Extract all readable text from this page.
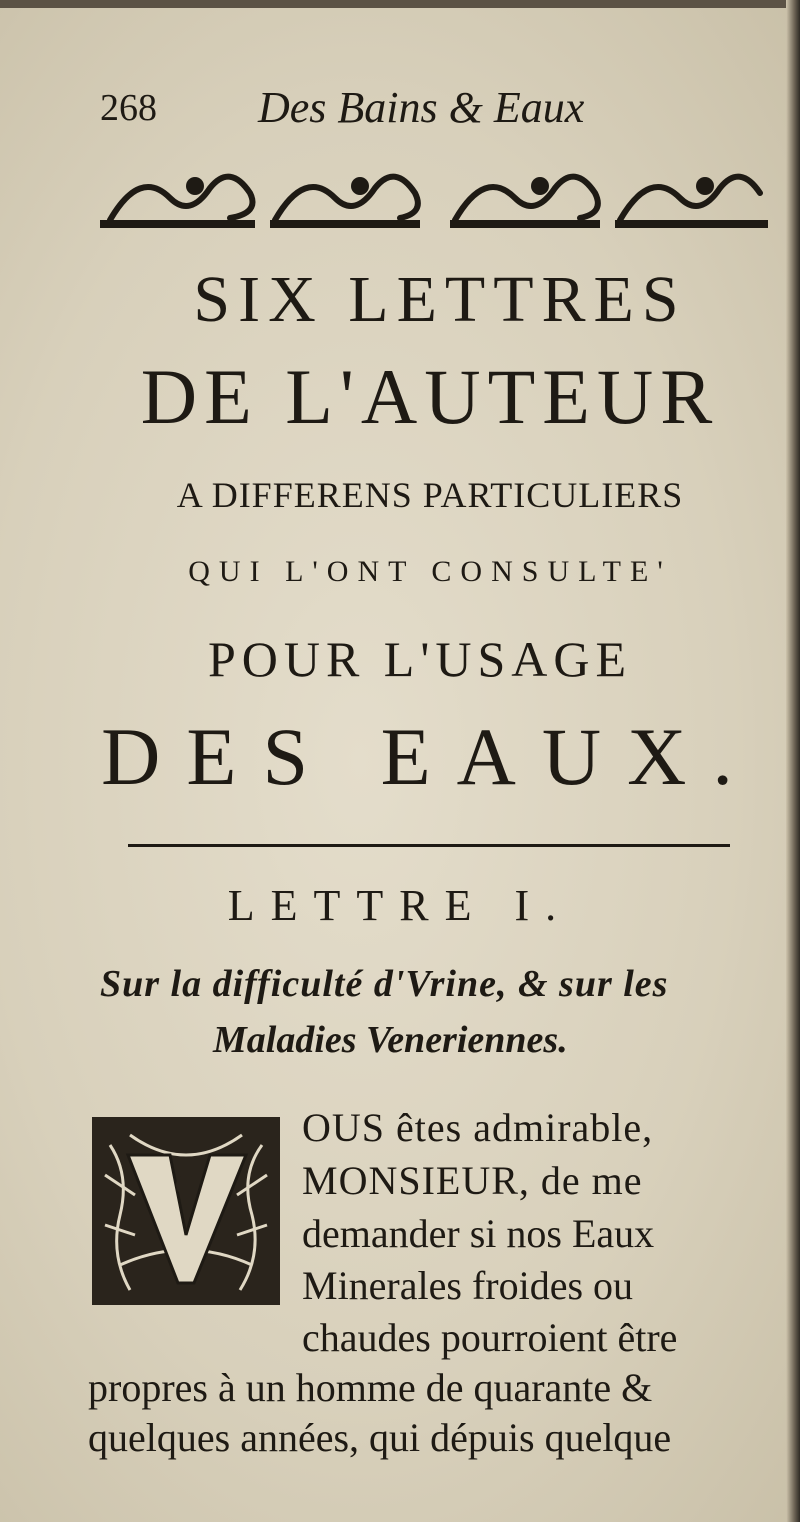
268 Des Bains & Eaux
SIX LETTRES
DE L'AUTEUR
A DIFFERENS PARTICULIERS
QUI L'ONT CONSULTE'
POUR L'USAGE
DES EAUX.
LETTRE I.
Sur la difficulté d'Vrine, & sur les
Maladies Veneriennes.
OUS êtes admirable,
MONSIEUR, de me
demander si nos Eaux
Minerales froides ou
chaudes pourroient être
propres à un homme de quarante &
quelques années, qui dépuis quelque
——————————
* **GOAL**
Copy out the whole listing exactly, and don't carry over any pictures.

* **TASK ANSWER**
Extract all readable text from this page.
268 Des Bains & Eaux
SIX LETTRES
DE L'AUTEUR
A DIFFERENS PARTICULIERS
QUI L'ONT CONSULTE'
POUR L'USAGE
DES EAUX.
LETTRE I.
Sur la difficulté d'Vrine, & sur les
Maladies Veneriennes.
OUS êtes admirable,
MONSIEUR, de me
demander si nos Eaux
Minerales froides ou
chaudes pourroient être
propres à un homme de quarante &
quelques années, qui dépuis quelque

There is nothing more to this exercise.